Task to carry out:
Scan the entries below and count the lines holding the string "ylabel". Supply only the number.

· · · · ·

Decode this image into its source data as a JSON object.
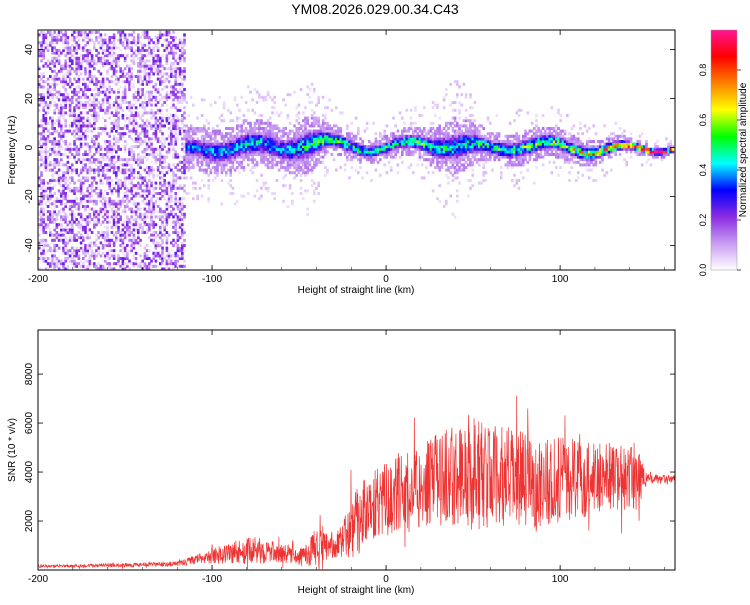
{
  "title": "YM08.2026.029.00.34.C43",
  "chart_data": [
    {
      "type": "heatmap",
      "name": "spectrogram",
      "xlabel": "Height of straight line (km)",
      "ylabel": "Frequency (Hz)",
      "xlim": [
        -200,
        166
      ],
      "ylim": [
        -50,
        48
      ],
      "xticks": [
        -200,
        -100,
        0,
        100
      ],
      "xtick_labels": [
        "-200",
        "-100",
        "0",
        "100"
      ],
      "yticks": [
        -40,
        -20,
        0,
        20,
        40
      ],
      "ytick_labels": [
        "-40",
        "-20",
        "0",
        "20",
        "40"
      ],
      "colorbar": {
        "label": "Normalized spectral amplitude",
        "range": [
          0,
          0.96
        ],
        "ticks": [
          0.0,
          0.2,
          0.4,
          0.6,
          0.8
        ],
        "tick_labels": [
          "0.0",
          "0.2",
          "0.4",
          "0.6",
          "0.8"
        ],
        "colors": [
          "#ffffff",
          "#c99cf2",
          "#8a2be2",
          "#0000ff",
          "#00ffff",
          "#00ff00",
          "#ffff00",
          "#ff8000",
          "#ff0000",
          "#ff1493"
        ]
      },
      "description_points": {
        "noise_region_x": [
          -200,
          -115
        ],
        "signal_band_center_x": [
          -110,
          -80,
          -60,
          -45,
          -30,
          -10,
          0,
          20,
          40,
          60,
          80,
          100,
          120,
          145,
          166
        ],
        "signal_band_center_y": [
          -1,
          1,
          0,
          2,
          2,
          0,
          0,
          2,
          1,
          0,
          1,
          1,
          -1,
          0,
          0
        ],
        "signal_band_halfwidth": [
          9,
          10,
          9,
          12,
          6,
          5,
          5,
          6,
          12,
          6,
          7,
          6,
          5,
          3,
          2
        ],
        "peak_amplitude": [
          0.35,
          0.45,
          0.4,
          0.5,
          0.55,
          0.5,
          0.5,
          0.55,
          0.45,
          0.5,
          0.55,
          0.6,
          0.75,
          0.9,
          0.95
        ]
      }
    },
    {
      "type": "line",
      "name": "snr",
      "xlabel": "Height of straight line (km)",
      "ylabel": "SNR (10 * v/v)",
      "xlim": [
        -200,
        166
      ],
      "ylim": [
        0,
        9800
      ],
      "xticks": [
        -200,
        -100,
        0,
        100
      ],
      "xtick_labels": [
        "-200",
        "-100",
        "0",
        "100"
      ],
      "yticks": [
        2000,
        4000,
        6000,
        8000
      ],
      "ytick_labels": [
        "2000",
        "4000",
        "6000",
        "8000"
      ],
      "color": "#ee3333",
      "envelope": {
        "x": [
          -200,
          -150,
          -120,
          -105,
          -90,
          -75,
          -60,
          -50,
          -40,
          -30,
          -25,
          -20,
          -15,
          -10,
          0,
          10,
          20,
          30,
          40,
          50,
          55,
          60,
          70,
          80,
          90,
          100,
          110,
          120,
          130,
          145,
          150,
          166
        ],
        "mean": [
          150,
          200,
          250,
          500,
          700,
          800,
          700,
          500,
          900,
          1000,
          1200,
          1800,
          2200,
          2600,
          2900,
          3100,
          3400,
          3700,
          3900,
          4000,
          3900,
          3800,
          3800,
          3700,
          3600,
          3700,
          3700,
          3800,
          3800,
          3700,
          3700,
          3700
        ],
        "amp": [
          100,
          150,
          200,
          400,
          900,
          1000,
          700,
          600,
          1500,
          900,
          1200,
          2500,
          2500,
          2600,
          2700,
          3000,
          3100,
          3500,
          3800,
          4800,
          4000,
          3800,
          3700,
          3500,
          3400,
          3200,
          3000,
          2800,
          2600,
          2300,
          400,
          300
        ]
      }
    }
  ]
}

· · · · ·

Solved problem:
2